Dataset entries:
----------------
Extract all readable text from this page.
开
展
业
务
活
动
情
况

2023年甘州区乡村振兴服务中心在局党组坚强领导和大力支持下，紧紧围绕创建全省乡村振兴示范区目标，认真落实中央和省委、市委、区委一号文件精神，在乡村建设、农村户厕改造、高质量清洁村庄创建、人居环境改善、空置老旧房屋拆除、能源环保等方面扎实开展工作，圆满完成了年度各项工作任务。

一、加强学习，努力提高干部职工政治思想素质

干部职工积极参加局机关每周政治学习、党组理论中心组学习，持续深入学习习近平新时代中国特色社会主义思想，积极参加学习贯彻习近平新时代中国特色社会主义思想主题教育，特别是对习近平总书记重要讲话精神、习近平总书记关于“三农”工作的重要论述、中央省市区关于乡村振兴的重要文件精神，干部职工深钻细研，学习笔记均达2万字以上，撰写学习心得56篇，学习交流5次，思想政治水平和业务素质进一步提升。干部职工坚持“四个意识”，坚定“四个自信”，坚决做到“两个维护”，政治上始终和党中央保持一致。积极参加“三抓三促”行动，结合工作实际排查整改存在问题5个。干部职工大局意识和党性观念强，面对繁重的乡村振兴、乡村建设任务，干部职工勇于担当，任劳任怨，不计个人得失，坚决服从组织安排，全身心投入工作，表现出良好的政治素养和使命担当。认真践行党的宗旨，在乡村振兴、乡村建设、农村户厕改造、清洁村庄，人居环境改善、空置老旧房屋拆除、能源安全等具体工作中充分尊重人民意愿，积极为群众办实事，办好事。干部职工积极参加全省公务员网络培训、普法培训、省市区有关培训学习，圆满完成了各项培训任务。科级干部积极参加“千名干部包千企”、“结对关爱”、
----------------
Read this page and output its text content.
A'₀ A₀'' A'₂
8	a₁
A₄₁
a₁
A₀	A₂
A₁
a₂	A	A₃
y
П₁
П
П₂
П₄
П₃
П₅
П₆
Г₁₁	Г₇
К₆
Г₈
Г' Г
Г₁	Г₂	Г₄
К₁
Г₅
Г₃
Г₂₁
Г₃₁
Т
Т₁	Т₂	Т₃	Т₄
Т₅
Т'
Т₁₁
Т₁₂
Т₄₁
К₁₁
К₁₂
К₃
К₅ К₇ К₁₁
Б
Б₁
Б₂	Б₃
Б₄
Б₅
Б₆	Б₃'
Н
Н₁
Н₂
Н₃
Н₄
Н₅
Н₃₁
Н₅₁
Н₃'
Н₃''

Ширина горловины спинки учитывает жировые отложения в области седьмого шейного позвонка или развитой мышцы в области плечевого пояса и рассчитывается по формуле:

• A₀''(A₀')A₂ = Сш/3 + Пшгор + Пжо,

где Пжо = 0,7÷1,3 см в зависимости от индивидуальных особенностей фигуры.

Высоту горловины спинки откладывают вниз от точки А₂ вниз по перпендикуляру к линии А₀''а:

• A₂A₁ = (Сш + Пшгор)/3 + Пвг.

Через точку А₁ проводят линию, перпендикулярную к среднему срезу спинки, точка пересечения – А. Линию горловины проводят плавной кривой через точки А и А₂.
----------------
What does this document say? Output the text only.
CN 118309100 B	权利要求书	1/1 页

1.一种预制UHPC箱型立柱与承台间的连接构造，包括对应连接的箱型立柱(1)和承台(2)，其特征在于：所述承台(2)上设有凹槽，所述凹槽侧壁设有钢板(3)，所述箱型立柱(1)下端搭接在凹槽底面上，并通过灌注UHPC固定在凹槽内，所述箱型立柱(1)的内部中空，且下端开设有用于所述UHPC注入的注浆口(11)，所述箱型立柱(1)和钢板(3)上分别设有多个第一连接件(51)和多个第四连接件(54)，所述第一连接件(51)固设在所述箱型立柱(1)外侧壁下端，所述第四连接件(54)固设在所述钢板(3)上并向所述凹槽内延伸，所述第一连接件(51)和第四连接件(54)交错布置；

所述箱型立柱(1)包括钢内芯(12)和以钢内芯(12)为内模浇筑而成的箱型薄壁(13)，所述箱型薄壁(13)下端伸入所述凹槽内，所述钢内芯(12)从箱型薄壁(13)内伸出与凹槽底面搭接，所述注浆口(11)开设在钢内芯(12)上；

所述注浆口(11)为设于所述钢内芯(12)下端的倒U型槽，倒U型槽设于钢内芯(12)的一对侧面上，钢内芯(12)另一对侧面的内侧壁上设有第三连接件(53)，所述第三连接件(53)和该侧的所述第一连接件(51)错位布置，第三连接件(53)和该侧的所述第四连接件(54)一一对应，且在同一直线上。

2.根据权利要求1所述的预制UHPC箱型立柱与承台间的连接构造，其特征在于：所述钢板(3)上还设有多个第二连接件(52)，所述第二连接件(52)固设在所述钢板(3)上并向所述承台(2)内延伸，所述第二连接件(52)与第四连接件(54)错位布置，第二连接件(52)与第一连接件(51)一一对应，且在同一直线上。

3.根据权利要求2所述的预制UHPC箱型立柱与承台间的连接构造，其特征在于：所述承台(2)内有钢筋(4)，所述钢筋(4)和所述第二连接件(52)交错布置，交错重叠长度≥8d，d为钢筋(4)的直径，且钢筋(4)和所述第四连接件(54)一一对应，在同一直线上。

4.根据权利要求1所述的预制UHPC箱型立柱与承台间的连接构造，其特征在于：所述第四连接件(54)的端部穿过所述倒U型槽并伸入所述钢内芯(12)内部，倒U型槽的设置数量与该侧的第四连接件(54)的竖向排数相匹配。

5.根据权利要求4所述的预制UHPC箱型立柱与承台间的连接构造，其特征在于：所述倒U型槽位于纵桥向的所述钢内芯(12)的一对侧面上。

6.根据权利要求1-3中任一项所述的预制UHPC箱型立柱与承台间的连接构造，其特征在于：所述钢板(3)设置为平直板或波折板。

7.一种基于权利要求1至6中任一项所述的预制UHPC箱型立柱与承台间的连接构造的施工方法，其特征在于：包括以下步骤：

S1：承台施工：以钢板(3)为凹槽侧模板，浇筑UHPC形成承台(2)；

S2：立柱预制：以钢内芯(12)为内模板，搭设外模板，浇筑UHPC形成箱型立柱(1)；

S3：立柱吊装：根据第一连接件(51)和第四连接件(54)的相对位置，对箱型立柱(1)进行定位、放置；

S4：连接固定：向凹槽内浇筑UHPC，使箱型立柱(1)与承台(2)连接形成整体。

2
----------------
**SHORT TASK**
From the material above, gather all lines that include the string "人居环境改善" and copy them.

**THE RESULT**
2023年甘州区乡村振兴服务中心在局党组坚强领导和大力支持下，紧紧围绕创建全省乡村振兴示范区目标，认真落实中央和省委、市委、区委一号文件精神，在乡村建设、农村户厕改造、高质量清洁村庄创建、人居环境改善、空置老旧房屋拆除、能源环保等方面扎实开展工作，圆满完成了年度各项工作任务。
干部职工积极参加局机关每周政治学习、党组理论中心组学习，持续深入学习习近平新时代中国特色社会主义思想，积极参加学习贯彻习近平新时代中国特色社会主义思想主题教育，特别是对习近平总书记重要讲话精神、习近平总书记关于“三农”工作的重要论述、中央省市区关于乡村振兴的重要文件精神，干部职工深钻细研，学习笔记均达2万字以上，撰写学习心得56篇，学习交流5次，思想政治水平和业务素质进一步提升。干部职工坚持“四个意识”，坚定“四个自信”，坚决做到“两个维护”，政治上始终和党中央保持一致。积极参加“三抓三促”行动，结合工作实际排查整改存在问题5个。干部职工大局意识和党性观念强，面对繁重的乡村振兴、乡村建设任务，干部职工勇于担当，任劳任怨，不计个人得失，坚决服从组织安排，全身心投入工作，表现出良好的政治素养和使命担当。认真践行党的宗旨，在乡村振兴、乡村建设、农村户厕改造、清洁村庄，人居环境改善、空置老旧房屋拆除、能源安全等具体工作中充分尊重人民意愿，积极为群众办实事，办好事。干部职工积极参加全省公务员网络培训、普法培训、省市区有关培训学习，圆满完成了各项培训任务。科级干部积极参加“千名干部包千企”、“结对关爱”、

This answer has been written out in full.